**Work instruction**
Transcribe the passage of the post about the Reality Check script from "Detailed docomeentation is" to "been checked yet.".

**Selected excerpt**
----------------------------------------

During the discussions that happened on the VACC Germany forum, Andreas Fuchs asked if it wouldn't be better to simply observe the effects by altered ground speed instead of relying on frame rate measurements. Over the past week I developed a simple FlyWithLua script called "Reality Check" as a proof-of-concept which, in addition to frame rate calculations, uses the great-circle distance of points taken at ~1 second intervals to calculate the externally (as by other users) perceived ground speed and the comeulative distance error resulting from time dilation.

 

The idea is that a small amount of time dilation, i.e. speed and distance error, should be tolerable in the same way as other causes for deviations such as non-uniform winds would be. Serious issues in online networks only arise if separations cannot be maintained such as two aircraft with identical reported/indicated ground speeds closing in on each other while on final.

 

The latest version can be downloaded from GitHub

 

Detailed docomeentation is also available.

 

The script requires FlyWithLua 2.7.0 or later and was tested with X-Plane 11. Compatibility with X-Plane 10 has not been checked yet.

----------------------------------------

**Entries shown**
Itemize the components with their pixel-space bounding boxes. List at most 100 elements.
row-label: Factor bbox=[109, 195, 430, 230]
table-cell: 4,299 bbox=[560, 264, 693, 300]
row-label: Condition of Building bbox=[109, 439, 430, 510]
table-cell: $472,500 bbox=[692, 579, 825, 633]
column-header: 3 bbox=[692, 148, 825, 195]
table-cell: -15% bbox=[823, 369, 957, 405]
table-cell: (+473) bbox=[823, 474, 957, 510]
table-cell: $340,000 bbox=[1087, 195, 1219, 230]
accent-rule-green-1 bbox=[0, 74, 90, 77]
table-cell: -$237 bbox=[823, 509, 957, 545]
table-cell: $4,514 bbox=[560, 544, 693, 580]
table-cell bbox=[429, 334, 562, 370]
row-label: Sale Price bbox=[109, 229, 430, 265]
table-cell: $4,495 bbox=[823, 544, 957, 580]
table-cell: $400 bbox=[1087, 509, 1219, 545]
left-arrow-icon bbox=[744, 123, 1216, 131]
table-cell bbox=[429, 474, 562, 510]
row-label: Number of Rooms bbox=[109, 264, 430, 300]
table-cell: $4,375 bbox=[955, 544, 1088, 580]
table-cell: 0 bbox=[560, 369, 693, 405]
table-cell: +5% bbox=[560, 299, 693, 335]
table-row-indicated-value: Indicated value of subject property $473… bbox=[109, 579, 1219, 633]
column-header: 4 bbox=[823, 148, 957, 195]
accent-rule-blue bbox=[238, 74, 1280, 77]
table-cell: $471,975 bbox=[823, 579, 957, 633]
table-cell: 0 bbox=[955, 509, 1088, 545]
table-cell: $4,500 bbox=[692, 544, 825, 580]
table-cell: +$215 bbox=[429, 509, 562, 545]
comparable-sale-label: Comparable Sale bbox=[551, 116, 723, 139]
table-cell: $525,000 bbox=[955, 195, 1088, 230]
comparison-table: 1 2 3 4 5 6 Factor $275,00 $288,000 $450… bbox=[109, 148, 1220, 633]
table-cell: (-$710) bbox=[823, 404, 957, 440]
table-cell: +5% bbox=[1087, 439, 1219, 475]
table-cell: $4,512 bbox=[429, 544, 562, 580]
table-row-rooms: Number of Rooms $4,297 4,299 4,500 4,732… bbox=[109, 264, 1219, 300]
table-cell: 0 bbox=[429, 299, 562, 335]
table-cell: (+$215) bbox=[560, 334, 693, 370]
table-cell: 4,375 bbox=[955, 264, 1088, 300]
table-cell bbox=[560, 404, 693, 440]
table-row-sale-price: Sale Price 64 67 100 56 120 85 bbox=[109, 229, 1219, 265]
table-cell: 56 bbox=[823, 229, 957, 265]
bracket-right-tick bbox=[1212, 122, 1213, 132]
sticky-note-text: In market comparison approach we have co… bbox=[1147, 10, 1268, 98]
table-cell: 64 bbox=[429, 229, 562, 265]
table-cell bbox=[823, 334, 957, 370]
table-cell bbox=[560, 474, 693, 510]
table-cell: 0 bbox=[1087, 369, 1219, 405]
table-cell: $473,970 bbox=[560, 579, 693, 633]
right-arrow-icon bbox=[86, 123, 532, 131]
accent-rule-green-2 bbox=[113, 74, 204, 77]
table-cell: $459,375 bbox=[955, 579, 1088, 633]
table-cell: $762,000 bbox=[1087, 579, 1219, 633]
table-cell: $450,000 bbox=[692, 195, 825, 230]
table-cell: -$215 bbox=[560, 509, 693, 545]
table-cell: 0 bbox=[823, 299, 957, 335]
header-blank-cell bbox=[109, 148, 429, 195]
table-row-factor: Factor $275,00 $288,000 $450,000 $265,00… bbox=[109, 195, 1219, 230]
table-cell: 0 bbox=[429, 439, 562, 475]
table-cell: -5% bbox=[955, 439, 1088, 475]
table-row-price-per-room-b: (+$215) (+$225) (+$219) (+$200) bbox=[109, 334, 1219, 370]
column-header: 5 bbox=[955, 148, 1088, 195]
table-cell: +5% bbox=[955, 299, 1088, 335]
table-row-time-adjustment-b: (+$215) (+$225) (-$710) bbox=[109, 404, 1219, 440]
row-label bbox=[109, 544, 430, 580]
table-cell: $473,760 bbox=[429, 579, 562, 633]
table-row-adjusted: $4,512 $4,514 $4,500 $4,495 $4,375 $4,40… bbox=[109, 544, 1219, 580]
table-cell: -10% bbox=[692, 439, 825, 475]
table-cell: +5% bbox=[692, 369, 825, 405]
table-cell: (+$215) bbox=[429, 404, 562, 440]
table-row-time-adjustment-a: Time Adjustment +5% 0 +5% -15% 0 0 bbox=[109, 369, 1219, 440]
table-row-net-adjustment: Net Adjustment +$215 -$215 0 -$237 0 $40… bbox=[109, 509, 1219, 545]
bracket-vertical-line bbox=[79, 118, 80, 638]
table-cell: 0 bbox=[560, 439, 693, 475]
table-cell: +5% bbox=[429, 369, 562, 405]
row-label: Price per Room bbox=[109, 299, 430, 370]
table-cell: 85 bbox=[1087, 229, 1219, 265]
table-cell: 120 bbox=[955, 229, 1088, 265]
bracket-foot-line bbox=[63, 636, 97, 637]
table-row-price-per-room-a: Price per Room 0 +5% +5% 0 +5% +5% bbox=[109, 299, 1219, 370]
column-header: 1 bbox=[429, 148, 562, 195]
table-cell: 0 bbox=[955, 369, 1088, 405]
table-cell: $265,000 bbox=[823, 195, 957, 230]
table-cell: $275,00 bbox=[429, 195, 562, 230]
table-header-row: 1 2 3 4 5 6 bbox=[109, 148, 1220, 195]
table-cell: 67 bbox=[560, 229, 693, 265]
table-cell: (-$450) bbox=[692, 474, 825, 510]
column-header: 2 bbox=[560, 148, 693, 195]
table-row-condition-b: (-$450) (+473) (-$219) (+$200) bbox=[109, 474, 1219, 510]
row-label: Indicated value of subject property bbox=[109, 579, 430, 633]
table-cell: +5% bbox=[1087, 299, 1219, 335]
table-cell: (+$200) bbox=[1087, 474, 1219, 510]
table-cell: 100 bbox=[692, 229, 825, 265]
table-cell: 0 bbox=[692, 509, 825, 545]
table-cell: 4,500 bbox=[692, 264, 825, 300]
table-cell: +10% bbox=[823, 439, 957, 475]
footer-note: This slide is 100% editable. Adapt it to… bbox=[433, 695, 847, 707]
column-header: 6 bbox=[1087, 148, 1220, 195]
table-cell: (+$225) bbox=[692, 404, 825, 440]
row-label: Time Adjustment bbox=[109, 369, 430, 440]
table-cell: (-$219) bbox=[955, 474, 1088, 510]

----------------------------------------

**Solution for this problem**
Detailed docomeentation is also available.

 

The script requires FlyWithLua 2.7.0 or later and was tested with X-Plane 11. Compatibility with X-Plane 10 has not been checked yet.